Items from a dataset:

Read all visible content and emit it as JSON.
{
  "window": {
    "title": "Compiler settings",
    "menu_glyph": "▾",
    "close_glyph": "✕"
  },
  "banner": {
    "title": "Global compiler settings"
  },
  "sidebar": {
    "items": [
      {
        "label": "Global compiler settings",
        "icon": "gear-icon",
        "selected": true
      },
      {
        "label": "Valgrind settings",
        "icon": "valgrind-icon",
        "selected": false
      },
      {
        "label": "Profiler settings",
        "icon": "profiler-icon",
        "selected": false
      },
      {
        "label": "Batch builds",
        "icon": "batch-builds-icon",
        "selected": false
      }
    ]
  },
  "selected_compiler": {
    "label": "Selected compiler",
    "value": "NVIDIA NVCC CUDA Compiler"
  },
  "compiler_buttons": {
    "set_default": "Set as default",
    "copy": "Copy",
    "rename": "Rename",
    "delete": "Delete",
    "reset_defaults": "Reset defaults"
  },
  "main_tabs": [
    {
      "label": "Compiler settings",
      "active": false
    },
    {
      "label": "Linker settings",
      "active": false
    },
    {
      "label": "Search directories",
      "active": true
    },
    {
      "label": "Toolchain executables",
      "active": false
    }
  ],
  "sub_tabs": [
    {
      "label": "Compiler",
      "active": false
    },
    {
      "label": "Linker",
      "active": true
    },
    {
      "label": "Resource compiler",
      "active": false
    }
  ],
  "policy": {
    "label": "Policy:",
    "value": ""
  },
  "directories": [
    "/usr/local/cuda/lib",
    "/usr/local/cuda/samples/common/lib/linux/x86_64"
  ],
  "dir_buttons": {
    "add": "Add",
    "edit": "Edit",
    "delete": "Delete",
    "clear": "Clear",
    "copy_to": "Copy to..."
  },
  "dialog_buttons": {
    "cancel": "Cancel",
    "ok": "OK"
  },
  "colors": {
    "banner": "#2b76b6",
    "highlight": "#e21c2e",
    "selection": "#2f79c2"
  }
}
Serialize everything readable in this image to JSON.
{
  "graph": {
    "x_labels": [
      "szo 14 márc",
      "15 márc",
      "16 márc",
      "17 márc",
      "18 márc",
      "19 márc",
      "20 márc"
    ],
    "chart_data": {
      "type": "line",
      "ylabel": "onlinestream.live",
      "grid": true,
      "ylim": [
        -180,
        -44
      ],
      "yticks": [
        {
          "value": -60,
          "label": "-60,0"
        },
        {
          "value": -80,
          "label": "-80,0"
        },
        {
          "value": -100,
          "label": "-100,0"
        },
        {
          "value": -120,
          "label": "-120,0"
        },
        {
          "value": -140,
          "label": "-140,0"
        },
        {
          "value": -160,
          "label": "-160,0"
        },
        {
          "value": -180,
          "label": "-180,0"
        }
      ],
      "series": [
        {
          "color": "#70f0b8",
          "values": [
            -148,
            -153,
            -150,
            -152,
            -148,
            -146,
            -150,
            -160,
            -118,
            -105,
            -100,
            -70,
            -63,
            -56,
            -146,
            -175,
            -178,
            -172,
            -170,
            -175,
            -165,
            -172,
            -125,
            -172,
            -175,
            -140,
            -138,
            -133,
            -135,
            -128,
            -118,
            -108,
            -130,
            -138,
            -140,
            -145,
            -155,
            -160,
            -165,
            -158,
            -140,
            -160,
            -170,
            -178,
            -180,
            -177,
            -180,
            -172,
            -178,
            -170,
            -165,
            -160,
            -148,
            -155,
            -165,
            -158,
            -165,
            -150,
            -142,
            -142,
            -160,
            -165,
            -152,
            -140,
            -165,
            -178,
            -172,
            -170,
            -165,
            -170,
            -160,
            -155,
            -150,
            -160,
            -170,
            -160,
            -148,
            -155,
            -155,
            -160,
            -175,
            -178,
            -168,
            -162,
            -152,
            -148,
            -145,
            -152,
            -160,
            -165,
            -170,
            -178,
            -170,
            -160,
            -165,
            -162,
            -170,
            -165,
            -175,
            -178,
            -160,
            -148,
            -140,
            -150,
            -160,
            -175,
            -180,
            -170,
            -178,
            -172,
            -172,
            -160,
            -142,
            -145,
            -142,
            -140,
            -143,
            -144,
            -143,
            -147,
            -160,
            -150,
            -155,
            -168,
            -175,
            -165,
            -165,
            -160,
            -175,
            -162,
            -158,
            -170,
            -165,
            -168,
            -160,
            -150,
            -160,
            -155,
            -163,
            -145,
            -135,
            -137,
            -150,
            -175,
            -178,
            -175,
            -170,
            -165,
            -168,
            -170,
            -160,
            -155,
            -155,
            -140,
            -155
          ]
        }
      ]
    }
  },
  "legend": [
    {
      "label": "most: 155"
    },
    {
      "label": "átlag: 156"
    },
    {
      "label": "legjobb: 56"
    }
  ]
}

• **What is being asked**
Copy down the whole of the data above, matching it exactly.

• **Task answer**
Read all visible content and emit it as JSON.
{
  "window": {
    "title": "Compiler settings",
    "menu_glyph": "▾",
    "close_glyph": "✕"
  },
  "banner": {
    "title": "Global compiler settings"
  },
  "sidebar": {
    "items": [
      {
        "label": "Global compiler settings",
        "icon": "gear-icon",
        "selected": true
      },
      {
        "label": "Valgrind settings",
        "icon": "valgrind-icon",
        "selected": false
      },
      {
        "label": "Profiler settings",
        "icon": "profiler-icon",
        "selected": false
      },
      {
        "label": "Batch builds",
        "icon": "batch-builds-icon",
        "selected": false
      }
    ]
  },
  "selected_compiler": {
    "label": "Selected compiler",
    "value": "NVIDIA NVCC CUDA Compiler"
  },
  "compiler_buttons": {
    "set_default": "Set as default",
    "copy": "Copy",
    "rename": "Rename",
    "delete": "Delete",
    "reset_defaults": "Reset defaults"
  },
  "main_tabs": [
    {
      "label": "Compiler settings",
      "active": false
    },
    {
      "label": "Linker settings",
      "active": false
    },
    {
      "label": "Search directories",
      "active": true
    },
    {
      "label": "Toolchain executables",
      "active": false
    }
  ],
  "sub_tabs": [
    {
      "label": "Compiler",
      "active": false
    },
    {
      "label": "Linker",
      "active": true
    },
    {
      "label": "Resource compiler",
      "active": false
    }
  ],
  "policy": {
    "label": "Policy:",
    "value": ""
  },
  "directories": [
    "/usr/local/cuda/lib",
    "/usr/local/cuda/samples/common/lib/linux/x86_64"
  ],
  "dir_buttons": {
    "add": "Add",
    "edit": "Edit",
    "delete": "Delete",
    "clear": "Clear",
    "copy_to": "Copy to..."
  },
  "dialog_buttons": {
    "cancel": "Cancel",
    "ok": "OK"
  },
  "colors": {
    "banner": "#2b76b6",
    "highlight": "#e21c2e",
    "selection": "#2f79c2"
  }
}
Serialize everything readable in this image to JSON.
{
  "graph": {
    "x_labels": [
      "szo 14 márc",
      "15 márc",
      "16 márc",
      "17 márc",
      "18 márc",
      "19 márc",
      "20 márc"
    ],
    "chart_data": {
      "type": "line",
      "ylabel": "onlinestream.live",
      "grid": true,
      "ylim": [
        -180,
        -44
      ],
      "yticks": [
        {
          "value": -60,
          "label": "-60,0"
        },
        {
          "value": -80,
          "label": "-80,0"
        },
        {
          "value": -100,
          "label": "-100,0"
        },
        {
          "value": -120,
          "label": "-120,0"
        },
        {
          "value": -140,
          "label": "-140,0"
        },
        {
          "value": -160,
          "label": "-160,0"
        },
        {
          "value": -180,
          "label": "-180,0"
        }
      ],
      "series": [
        {
          "color": "#70f0b8",
          "values": [
            -148,
            -153,
            -150,
            -152,
            -148,
            -146,
            -150,
            -160,
            -118,
            -105,
            -100,
            -70,
            -63,
            -56,
            -146,
            -175,
            -178,
            -172,
            -170,
            -175,
            -165,
            -172,
            -125,
            -172,
            -175,
            -140,
            -138,
            -133,
            -135,
            -128,
            -118,
            -108,
            -130,
            -138,
            -140,
            -145,
            -155,
            -160,
            -165,
            -158,
            -140,
            -160,
            -170,
            -178,
            -180,
            -177,
            -180,
            -172,
            -178,
            -170,
            -165,
            -160,
            -148,
            -155,
            -165,
            -158,
            -165,
            -150,
            -142,
            -142,
            -160,
            -165,
            -152,
            -140,
            -165,
            -178,
            -172,
            -170,
            -165,
            -170,
            -160,
            -155,
            -150,
            -160,
            -170,
            -160,
            -148,
            -155,
            -155,
            -160,
            -175,
            -178,
            -168,
            -162,
            -152,
            -148,
            -145,
            -152,
            -160,
            -165,
            -170,
            -178,
            -170,
            -160,
            -165,
            -162,
            -170,
            -165,
            -175,
            -178,
            -160,
            -148,
            -140,
            -150,
            -160,
            -175,
            -180,
            -170,
            -178,
            -172,
            -172,
            -160,
            -142,
            -145,
            -142,
            -140,
            -143,
            -144,
            -143,
            -147,
            -160,
            -150,
            -155,
            -168,
            -175,
            -165,
            -165,
            -160,
            -175,
            -162,
            -158,
            -170,
            -165,
            -168,
            -160,
            -150,
            -160,
            -155,
            -163,
            -145,
            -135,
            -137,
            -150,
            -175,
            -178,
            -175,
            -170,
            -165,
            -168,
            -170,
            -160,
            -155,
            -155,
            -140,
            -155
          ]
        }
      ]
    }
  },
  "legend": [
    {
      "label": "most: 155"
    },
    {
      "label": "átlag: 156"
    },
    {
      "label": "legjobb: 56"
    }
  ]
}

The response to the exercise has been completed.